Given problem: Copy all of the material below exactly.

·····

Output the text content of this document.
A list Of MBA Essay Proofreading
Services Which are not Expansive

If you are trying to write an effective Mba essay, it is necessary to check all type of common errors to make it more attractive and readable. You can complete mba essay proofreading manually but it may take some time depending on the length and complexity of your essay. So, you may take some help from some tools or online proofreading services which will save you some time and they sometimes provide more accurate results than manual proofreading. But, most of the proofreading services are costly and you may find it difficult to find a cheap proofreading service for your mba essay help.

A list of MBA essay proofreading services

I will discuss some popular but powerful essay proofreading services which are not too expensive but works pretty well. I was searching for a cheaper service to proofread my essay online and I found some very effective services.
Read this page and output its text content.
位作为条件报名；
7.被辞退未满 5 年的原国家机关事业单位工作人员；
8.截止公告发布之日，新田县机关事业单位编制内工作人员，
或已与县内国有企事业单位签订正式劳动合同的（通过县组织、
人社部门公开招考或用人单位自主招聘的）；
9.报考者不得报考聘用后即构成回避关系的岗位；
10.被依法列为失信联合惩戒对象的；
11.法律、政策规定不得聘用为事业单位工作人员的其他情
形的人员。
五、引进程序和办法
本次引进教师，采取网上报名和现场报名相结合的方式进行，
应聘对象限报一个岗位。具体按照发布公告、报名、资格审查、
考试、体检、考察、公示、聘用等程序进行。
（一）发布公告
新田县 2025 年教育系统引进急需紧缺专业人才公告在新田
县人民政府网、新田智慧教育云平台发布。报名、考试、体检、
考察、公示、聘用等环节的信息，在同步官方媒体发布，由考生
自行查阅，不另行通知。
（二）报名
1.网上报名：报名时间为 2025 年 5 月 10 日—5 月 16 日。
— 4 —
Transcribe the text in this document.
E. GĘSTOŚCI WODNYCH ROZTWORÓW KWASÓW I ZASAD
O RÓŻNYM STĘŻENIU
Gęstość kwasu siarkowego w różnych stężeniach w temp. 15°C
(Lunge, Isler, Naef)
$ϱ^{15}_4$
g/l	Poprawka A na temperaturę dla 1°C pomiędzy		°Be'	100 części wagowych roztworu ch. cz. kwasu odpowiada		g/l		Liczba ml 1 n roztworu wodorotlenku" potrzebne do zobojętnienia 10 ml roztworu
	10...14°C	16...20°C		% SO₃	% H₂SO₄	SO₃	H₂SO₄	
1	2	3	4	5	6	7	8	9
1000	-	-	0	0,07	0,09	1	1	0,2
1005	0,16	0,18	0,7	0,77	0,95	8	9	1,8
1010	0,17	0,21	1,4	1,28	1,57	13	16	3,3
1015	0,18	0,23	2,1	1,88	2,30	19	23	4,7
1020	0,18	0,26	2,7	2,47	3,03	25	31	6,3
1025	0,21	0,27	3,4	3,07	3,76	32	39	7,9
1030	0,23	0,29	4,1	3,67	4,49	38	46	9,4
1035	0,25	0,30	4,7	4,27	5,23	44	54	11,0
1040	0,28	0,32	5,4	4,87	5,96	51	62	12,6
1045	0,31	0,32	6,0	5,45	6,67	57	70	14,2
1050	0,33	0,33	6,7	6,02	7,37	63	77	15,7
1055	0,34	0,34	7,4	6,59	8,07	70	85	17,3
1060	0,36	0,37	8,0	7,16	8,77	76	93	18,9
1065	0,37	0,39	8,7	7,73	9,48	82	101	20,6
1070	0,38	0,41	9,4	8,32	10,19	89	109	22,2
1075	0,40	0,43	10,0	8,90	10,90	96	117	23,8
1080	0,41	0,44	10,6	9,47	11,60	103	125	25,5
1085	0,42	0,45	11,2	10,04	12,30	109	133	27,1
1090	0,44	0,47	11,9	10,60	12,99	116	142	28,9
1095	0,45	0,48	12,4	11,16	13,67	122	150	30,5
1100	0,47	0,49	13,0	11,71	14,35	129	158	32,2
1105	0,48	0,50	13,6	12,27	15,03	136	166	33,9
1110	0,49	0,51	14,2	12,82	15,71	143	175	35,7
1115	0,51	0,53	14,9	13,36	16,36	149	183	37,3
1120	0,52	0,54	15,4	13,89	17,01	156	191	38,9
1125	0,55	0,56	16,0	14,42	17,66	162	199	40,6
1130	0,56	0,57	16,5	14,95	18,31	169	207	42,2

·····

Completed exercise:
Output the text content of this document.
A list Of MBA Essay Proofreading
Services Which are not Expansive

If you are trying to write an effective Mba essay, it is necessary to check all type of common errors to make it more attractive and readable. You can complete mba essay proofreading manually but it may take some time depending on the length and complexity of your essay. So, you may take some help from some tools or online proofreading services which will save you some time and they sometimes provide more accurate results than manual proofreading. But, most of the proofreading services are costly and you may find it difficult to find a cheap proofreading service for your mba essay help.

A list of MBA essay proofreading services

I will discuss some popular but powerful essay proofreading services which are not too expensive but works pretty well. I was searching for a cheaper service to proofread my essay online and I found some very effective services.
Read this page and output its text content.
位作为条件报名；
7.被辞退未满 5 年的原国家机关事业单位工作人员；
8.截止公告发布之日，新田县机关事业单位编制内工作人员，
或已与县内国有企事业单位签订正式劳动合同的（通过县组织、
人社部门公开招考或用人单位自主招聘的）；
9.报考者不得报考聘用后即构成回避关系的岗位；
10.被依法列为失信联合惩戒对象的；
11.法律、政策规定不得聘用为事业单位工作人员的其他情
形的人员。
五、引进程序和办法
本次引进教师，采取网上报名和现场报名相结合的方式进行，
应聘对象限报一个岗位。具体按照发布公告、报名、资格审查、
考试、体检、考察、公示、聘用等程序进行。
（一）发布公告
新田县 2025 年教育系统引进急需紧缺专业人才公告在新田
县人民政府网、新田智慧教育云平台发布。报名、考试、体检、
考察、公示、聘用等环节的信息，在同步官方媒体发布，由考生
自行查阅，不另行通知。
（二）报名
1.网上报名：报名时间为 2025 年 5 月 10 日—5 月 16 日。
— 4 —
Transcribe the text in this document.
E. GĘSTOŚCI WODNYCH ROZTWORÓW KWASÓW I ZASAD
O RÓŻNYM STĘŻENIU
Gęstość kwasu siarkowego w różnych stężeniach w temp. 15°C
(Lunge, Isler, Naef)
$ϱ^{15}_4$
g/l	Poprawka A na temperaturę dla 1°C pomiędzy		°Be'	100 części wagowych roztworu ch. cz. kwasu odpowiada		g/l		Liczba ml 1 n roztworu wodorotlenku" potrzebne do zobojętnienia 10 ml roztworu
	10...14°C	16...20°C		% SO₃	% H₂SO₄	SO₃	H₂SO₄	
1	2	3	4	5	6	7	8	9
1000	-	-	0	0,07	0,09	1	1	0,2
1005	0,16	0,18	0,7	0,77	0,95	8	9	1,8
1010	0,17	0,21	1,4	1,28	1,57	13	16	3,3
1015	0,18	0,23	2,1	1,88	2,30	19	23	4,7
1020	0,18	0,26	2,7	2,47	3,03	25	31	6,3
1025	0,21	0,27	3,4	3,07	3,76	32	39	7,9
1030	0,23	0,29	4,1	3,67	4,49	38	46	9,4
1035	0,25	0,30	4,7	4,27	5,23	44	54	11,0
1040	0,28	0,32	5,4	4,87	5,96	51	62	12,6
1045	0,31	0,32	6,0	5,45	6,67	57	70	14,2
1050	0,33	0,33	6,7	6,02	7,37	63	77	15,7
1055	0,34	0,34	7,4	6,59	8,07	70	85	17,3
1060	0,36	0,37	8,0	7,16	8,77	76	93	18,9
1065	0,37	0,39	8,7	7,73	9,48	82	101	20,6
1070	0,38	0,41	9,4	8,32	10,19	89	109	22,2
1075	0,40	0,43	10,0	8,90	10,90	96	117	23,8
1080	0,41	0,44	10,6	9,47	11,60	103	125	25,5
1085	0,42	0,45	11,2	10,04	12,30	109	133	27,1
1090	0,44	0,47	11,9	10,60	12,99	116	142	28,9
1095	0,45	0,48	12,4	11,16	13,67	122	150	30,5
1100	0,47	0,49	13,0	11,71	14,35	129	158	32,2
1105	0,48	0,50	13,6	12,27	15,03	136	166	33,9
1110	0,49	0,51	14,2	12,82	15,71	143	175	35,7
1115	0,51	0,53	14,9	13,36	16,36	149	183	37,3
1120	0,52	0,54	15,4	13,89	17,01	156	191	38,9
1125	0,55	0,56	16,0	14,42	17,66	162	199	40,6
1130	0,56	0,57	16,5	14,95	18,31	169	207	42,2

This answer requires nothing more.